Would you return all of this data exactly, leaving nothing out?
──────── Data records
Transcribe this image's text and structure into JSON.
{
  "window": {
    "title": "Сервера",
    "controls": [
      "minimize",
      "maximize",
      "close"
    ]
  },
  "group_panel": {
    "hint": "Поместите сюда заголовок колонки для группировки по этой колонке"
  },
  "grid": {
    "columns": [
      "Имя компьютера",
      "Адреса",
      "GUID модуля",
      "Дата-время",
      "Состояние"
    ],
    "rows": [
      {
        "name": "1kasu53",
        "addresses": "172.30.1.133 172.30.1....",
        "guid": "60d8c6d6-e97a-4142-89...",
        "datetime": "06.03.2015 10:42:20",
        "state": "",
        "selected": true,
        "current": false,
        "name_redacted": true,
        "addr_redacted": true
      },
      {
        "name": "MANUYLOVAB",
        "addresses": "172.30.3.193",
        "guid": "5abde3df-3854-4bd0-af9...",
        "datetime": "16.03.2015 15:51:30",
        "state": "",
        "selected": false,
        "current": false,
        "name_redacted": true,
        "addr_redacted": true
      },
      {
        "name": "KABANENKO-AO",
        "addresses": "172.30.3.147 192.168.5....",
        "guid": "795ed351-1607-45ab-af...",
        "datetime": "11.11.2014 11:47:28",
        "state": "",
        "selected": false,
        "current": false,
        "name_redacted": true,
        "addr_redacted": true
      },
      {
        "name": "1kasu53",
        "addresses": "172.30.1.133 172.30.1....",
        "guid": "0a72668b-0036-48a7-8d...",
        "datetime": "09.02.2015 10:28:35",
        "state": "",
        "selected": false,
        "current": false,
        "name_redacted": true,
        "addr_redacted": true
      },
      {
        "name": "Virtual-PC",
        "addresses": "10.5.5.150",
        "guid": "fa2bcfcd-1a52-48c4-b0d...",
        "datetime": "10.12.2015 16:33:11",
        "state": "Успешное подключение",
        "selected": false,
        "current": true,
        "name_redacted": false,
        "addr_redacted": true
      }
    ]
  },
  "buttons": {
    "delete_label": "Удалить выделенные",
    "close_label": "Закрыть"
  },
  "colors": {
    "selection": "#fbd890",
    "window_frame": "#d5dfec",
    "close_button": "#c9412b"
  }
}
────────────────
Answer
Transcribe this image's text and structure into JSON.
{
  "window": {
    "title": "Сервера",
    "controls": [
      "minimize",
      "maximize",
      "close"
    ]
  },
  "group_panel": {
    "hint": "Поместите сюда заголовок колонки для группировки по этой колонке"
  },
  "grid": {
    "columns": [
      "Имя компьютера",
      "Адреса",
      "GUID модуля",
      "Дата-время",
      "Состояние"
    ],
    "rows": [
      {
        "name": "1kasu53",
        "addresses": "172.30.1.133 172.30.1....",
        "guid": "60d8c6d6-e97a-4142-89...",
        "datetime": "06.03.2015 10:42:20",
        "state": "",
        "selected": true,
        "current": false,
        "name_redacted": true,
        "addr_redacted": true
      },
      {
        "name": "MANUYLOVAB",
        "addresses": "172.30.3.193",
        "guid": "5abde3df-3854-4bd0-af9...",
        "datetime": "16.03.2015 15:51:30",
        "state": "",
        "selected": false,
        "current": false,
        "name_redacted": true,
        "addr_redacted": true
      },
      {
        "name": "KABANENKO-AO",
        "addresses": "172.30.3.147 192.168.5....",
        "guid": "795ed351-1607-45ab-af...",
        "datetime": "11.11.2014 11:47:28",
        "state": "",
        "selected": false,
        "current": false,
        "name_redacted": true,
        "addr_redacted": true
      },
      {
        "name": "1kasu53",
        "addresses": "172.30.1.133 172.30.1....",
        "guid": "0a72668b-0036-48a7-8d...",
        "datetime": "09.02.2015 10:28:35",
        "state": "",
        "selected": false,
        "current": false,
        "name_redacted": true,
        "addr_redacted": true
      },
      {
        "name": "Virtual-PC",
        "addresses": "10.5.5.150",
        "guid": "fa2bcfcd-1a52-48c4-b0d...",
        "datetime": "10.12.2015 16:33:11",
        "state": "Успешное подключение",
        "selected": false,
        "current": true,
        "name_redacted": false,
        "addr_redacted": true
      }
    ]
  },
  "buttons": {
    "delete_label": "Удалить выделенные",
    "close_label": "Закрыть"
  },
  "colors": {
    "selection": "#fbd890",
    "window_frame": "#d5dfec",
    "close_button": "#c9412b"
  }
}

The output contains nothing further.